*Requirement*:
Restate the full listing word for word and leave the pictures out.

*Records for this task*:
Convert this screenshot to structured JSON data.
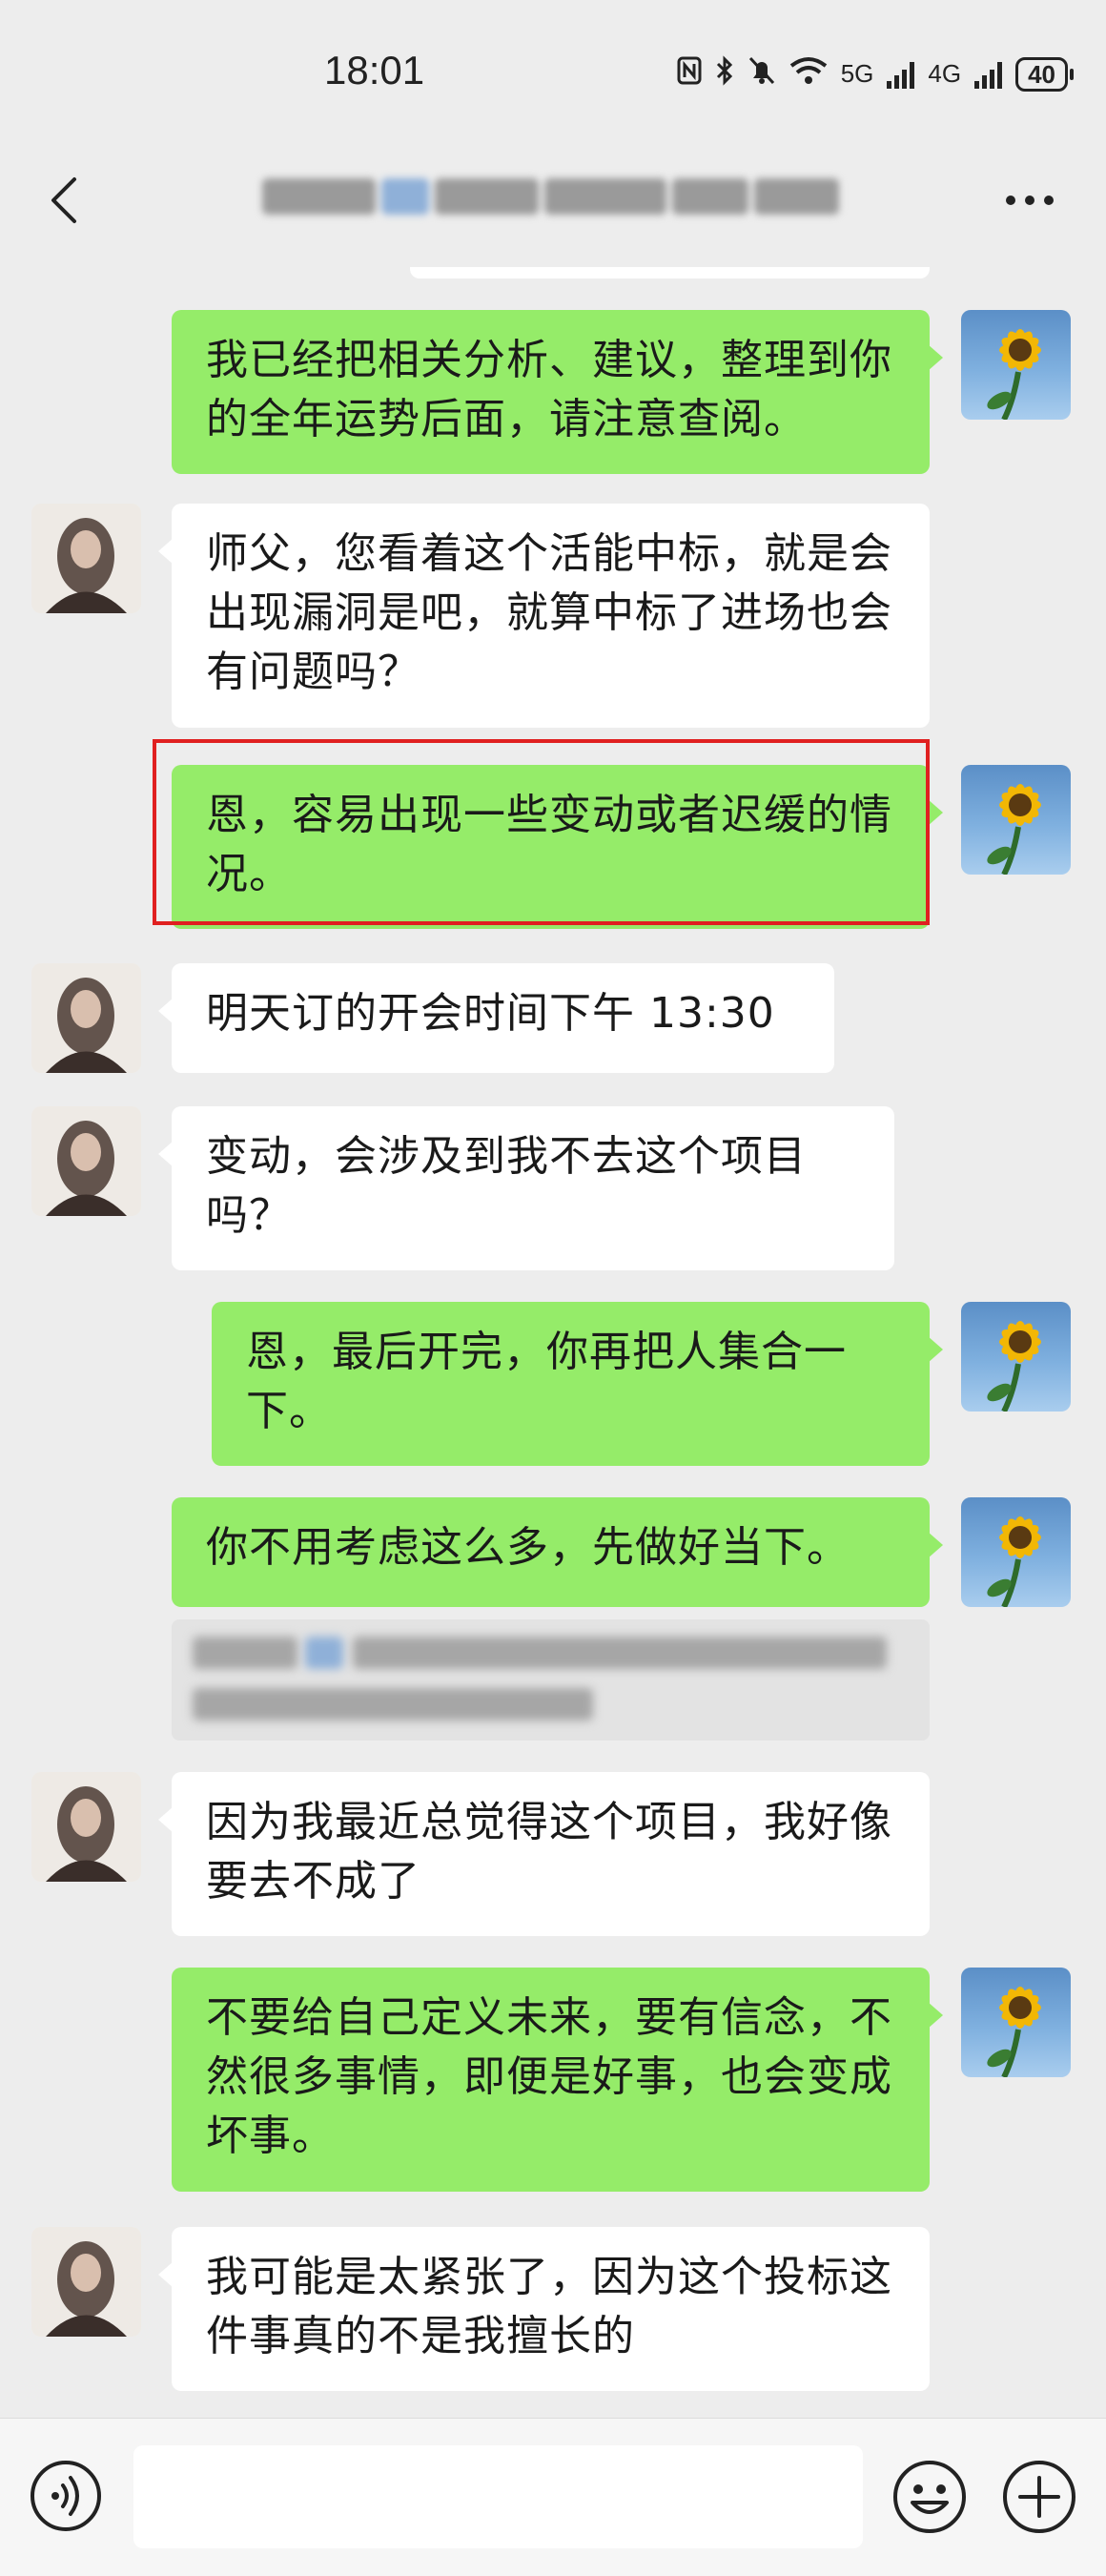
{
  "status": {
    "time": "18:01",
    "network_5g": "5G",
    "network_4g": "4G",
    "battery": "40"
  },
  "header": {
    "back_icon": "chevron-left-icon",
    "more_icon": "more-horizontal-icon"
  },
  "messages": [
    {
      "side": "out",
      "text": "我已经把相关分析、建议，整理到你的全年运势后面，请注意查阅。"
    },
    {
      "side": "in",
      "text": "师父，您看着这个活能中标，就是会出现漏洞是吧，就算中标了进场也会有问题吗？"
    },
    {
      "side": "out",
      "text": "恩，容易出现一些变动或者迟缓的情况。",
      "highlighted": true
    },
    {
      "side": "in",
      "text": "明天订的开会时间下午 13:30"
    },
    {
      "side": "in",
      "text": "变动，会涉及到我不去这个项目吗？"
    },
    {
      "side": "out",
      "text": "恩，最后开完，你再把人集合一下。"
    },
    {
      "side": "out",
      "text": "你不用考虑这么多，先做好当下。"
    },
    {
      "side": "in",
      "text": "因为我最近总觉得这个项目，我好像要去不成了"
    },
    {
      "side": "out",
      "text": "不要给自己定义未来，要有信念，不然很多事情，即便是好事，也会变成坏事。"
    },
    {
      "side": "in",
      "text": "我可能是太紧张了，因为这个投标这件事真的不是我擅长的"
    }
  ],
  "input_bar": {
    "voice_icon": "voice-icon",
    "emoji_icon": "emoji-icon",
    "plus_icon": "plus-icon",
    "input_value": ""
  },
  "colors": {
    "background": "#ededed",
    "outgoing_bubble": "#95ec69",
    "incoming_bubble": "#ffffff",
    "highlight_border": "#e02020"
  }
}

*Written solution*:
Convert this screenshot to structured JSON data.
{
  "status": {
    "time": "18:01",
    "network_5g": "5G",
    "network_4g": "4G",
    "battery": "40"
  },
  "header": {
    "back_icon": "chevron-left-icon",
    "more_icon": "more-horizontal-icon"
  },
  "messages": [
    {
      "side": "out",
      "text": "我已经把相关分析、建议，整理到你的全年运势后面，请注意查阅。"
    },
    {
      "side": "in",
      "text": "师父，您看着这个活能中标，就是会出现漏洞是吧，就算中标了进场也会有问题吗？"
    },
    {
      "side": "out",
      "text": "恩，容易出现一些变动或者迟缓的情况。",
      "highlighted": true
    },
    {
      "side": "in",
      "text": "明天订的开会时间下午 13:30"
    },
    {
      "side": "in",
      "text": "变动，会涉及到我不去这个项目吗？"
    },
    {
      "side": "out",
      "text": "恩，最后开完，你再把人集合一下。"
    },
    {
      "side": "out",
      "text": "你不用考虑这么多，先做好当下。"
    },
    {
      "side": "in",
      "text": "因为我最近总觉得这个项目，我好像要去不成了"
    },
    {
      "side": "out",
      "text": "不要给自己定义未来，要有信念，不然很多事情，即便是好事，也会变成坏事。"
    },
    {
      "side": "in",
      "text": "我可能是太紧张了，因为这个投标这件事真的不是我擅长的"
    }
  ],
  "input_bar": {
    "voice_icon": "voice-icon",
    "emoji_icon": "emoji-icon",
    "plus_icon": "plus-icon",
    "input_value": ""
  },
  "colors": {
    "background": "#ededed",
    "outgoing_bubble": "#95ec69",
    "incoming_bubble": "#ffffff",
    "highlight_border": "#e02020"
  }
}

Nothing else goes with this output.